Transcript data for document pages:
>>
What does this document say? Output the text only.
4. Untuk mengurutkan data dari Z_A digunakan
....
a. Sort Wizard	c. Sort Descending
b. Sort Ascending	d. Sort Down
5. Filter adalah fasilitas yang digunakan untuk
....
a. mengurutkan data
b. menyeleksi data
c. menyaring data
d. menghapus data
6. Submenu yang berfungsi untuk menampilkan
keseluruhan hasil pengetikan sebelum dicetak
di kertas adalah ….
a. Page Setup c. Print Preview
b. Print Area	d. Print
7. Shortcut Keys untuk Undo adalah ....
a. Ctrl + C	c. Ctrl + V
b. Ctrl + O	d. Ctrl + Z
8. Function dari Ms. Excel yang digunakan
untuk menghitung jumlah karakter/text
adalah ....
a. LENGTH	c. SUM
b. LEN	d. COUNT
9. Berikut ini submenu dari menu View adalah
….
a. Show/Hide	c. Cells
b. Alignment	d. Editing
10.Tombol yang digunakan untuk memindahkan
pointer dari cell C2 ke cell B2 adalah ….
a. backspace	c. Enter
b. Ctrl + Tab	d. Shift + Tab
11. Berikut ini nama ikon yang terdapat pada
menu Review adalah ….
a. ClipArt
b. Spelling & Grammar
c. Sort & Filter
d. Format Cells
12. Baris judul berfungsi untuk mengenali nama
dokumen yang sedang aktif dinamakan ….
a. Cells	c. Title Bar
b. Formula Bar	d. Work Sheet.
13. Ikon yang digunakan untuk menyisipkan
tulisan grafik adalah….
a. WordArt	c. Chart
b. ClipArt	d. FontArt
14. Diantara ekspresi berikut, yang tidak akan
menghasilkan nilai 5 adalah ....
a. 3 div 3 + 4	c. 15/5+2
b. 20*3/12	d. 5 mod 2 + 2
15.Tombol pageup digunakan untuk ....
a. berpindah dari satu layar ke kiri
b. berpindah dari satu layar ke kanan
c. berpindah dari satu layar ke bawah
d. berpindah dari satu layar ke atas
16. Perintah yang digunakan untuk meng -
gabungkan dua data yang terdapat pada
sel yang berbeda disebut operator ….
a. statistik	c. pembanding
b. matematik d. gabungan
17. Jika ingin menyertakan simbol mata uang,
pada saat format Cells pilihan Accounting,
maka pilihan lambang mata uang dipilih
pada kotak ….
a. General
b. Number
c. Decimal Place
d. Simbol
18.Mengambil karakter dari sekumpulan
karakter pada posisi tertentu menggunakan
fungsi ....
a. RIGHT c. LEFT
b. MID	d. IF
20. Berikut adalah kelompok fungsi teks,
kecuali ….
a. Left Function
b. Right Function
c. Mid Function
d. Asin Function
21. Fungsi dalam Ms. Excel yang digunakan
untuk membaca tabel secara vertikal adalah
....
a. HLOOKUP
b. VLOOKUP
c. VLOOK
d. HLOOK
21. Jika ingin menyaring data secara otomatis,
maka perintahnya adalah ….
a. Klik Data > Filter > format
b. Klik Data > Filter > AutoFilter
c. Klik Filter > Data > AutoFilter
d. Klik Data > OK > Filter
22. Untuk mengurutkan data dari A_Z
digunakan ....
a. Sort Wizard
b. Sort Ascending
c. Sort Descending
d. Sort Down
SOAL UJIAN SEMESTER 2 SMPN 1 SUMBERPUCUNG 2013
<<
— Work item —
The response should consist of the entries, retyped exactly and in full.

— Task response —
What does this document say? Output the text only.
4. Untuk mengurutkan data dari Z_A digunakan
....
a. Sort Wizard	c. Sort Descending
b. Sort Ascending	d. Sort Down
5. Filter adalah fasilitas yang digunakan untuk
....
a. mengurutkan data
b. menyeleksi data
c. menyaring data
d. menghapus data
6. Submenu yang berfungsi untuk menampilkan
keseluruhan hasil pengetikan sebelum dicetak
di kertas adalah ….
a. Page Setup c. Print Preview
b. Print Area	d. Print
7. Shortcut Keys untuk Undo adalah ....
a. Ctrl + C	c. Ctrl + V
b. Ctrl + O	d. Ctrl + Z
8. Function dari Ms. Excel yang digunakan
untuk menghitung jumlah karakter/text
adalah ....
a. LENGTH	c. SUM
b. LEN	d. COUNT
9. Berikut ini submenu dari menu View adalah
….
a. Show/Hide	c. Cells
b. Alignment	d. Editing
10.Tombol yang digunakan untuk memindahkan
pointer dari cell C2 ke cell B2 adalah ….
a. backspace	c. Enter
b. Ctrl + Tab	d. Shift + Tab
11. Berikut ini nama ikon yang terdapat pada
menu Review adalah ….
a. ClipArt
b. Spelling & Grammar
c. Sort & Filter
d. Format Cells
12. Baris judul berfungsi untuk mengenali nama
dokumen yang sedang aktif dinamakan ….
a. Cells	c. Title Bar
b. Formula Bar	d. Work Sheet.
13. Ikon yang digunakan untuk menyisipkan
tulisan grafik adalah….
a. WordArt	c. Chart
b. ClipArt	d. FontArt
14. Diantara ekspresi berikut, yang tidak akan
menghasilkan nilai 5 adalah ....
a. 3 div 3 + 4	c. 15/5+2
b. 20*3/12	d. 5 mod 2 + 2
15.Tombol pageup digunakan untuk ....
a. berpindah dari satu layar ke kiri
b. berpindah dari satu layar ke kanan
c. berpindah dari satu layar ke bawah
d. berpindah dari satu layar ke atas
16. Perintah yang digunakan untuk meng -
gabungkan dua data yang terdapat pada
sel yang berbeda disebut operator ….
a. statistik	c. pembanding
b. matematik d. gabungan
17. Jika ingin menyertakan simbol mata uang,
pada saat format Cells pilihan Accounting,
maka pilihan lambang mata uang dipilih
pada kotak ….
a. General
b. Number
c. Decimal Place
d. Simbol
18.Mengambil karakter dari sekumpulan
karakter pada posisi tertentu menggunakan
fungsi ....
a. RIGHT c. LEFT
b. MID	d. IF
20. Berikut adalah kelompok fungsi teks,
kecuali ….
a. Left Function
b. Right Function
c. Mid Function
d. Asin Function
21. Fungsi dalam Ms. Excel yang digunakan
untuk membaca tabel secara vertikal adalah
....
a. HLOOKUP
b. VLOOKUP
c. VLOOK
d. HLOOK
21. Jika ingin menyaring data secara otomatis,
maka perintahnya adalah ….
a. Klik Data > Filter > format
b. Klik Data > Filter > AutoFilter
c. Klik Filter > Data > AutoFilter
d. Klik Data > OK > Filter
22. Untuk mengurutkan data dari A_Z
digunakan ....
a. Sort Wizard
b. Sort Ascending
c. Sort Descending
d. Sort Down
SOAL UJIAN SEMESTER 2 SMPN 1 SUMBERPUCUNG 2013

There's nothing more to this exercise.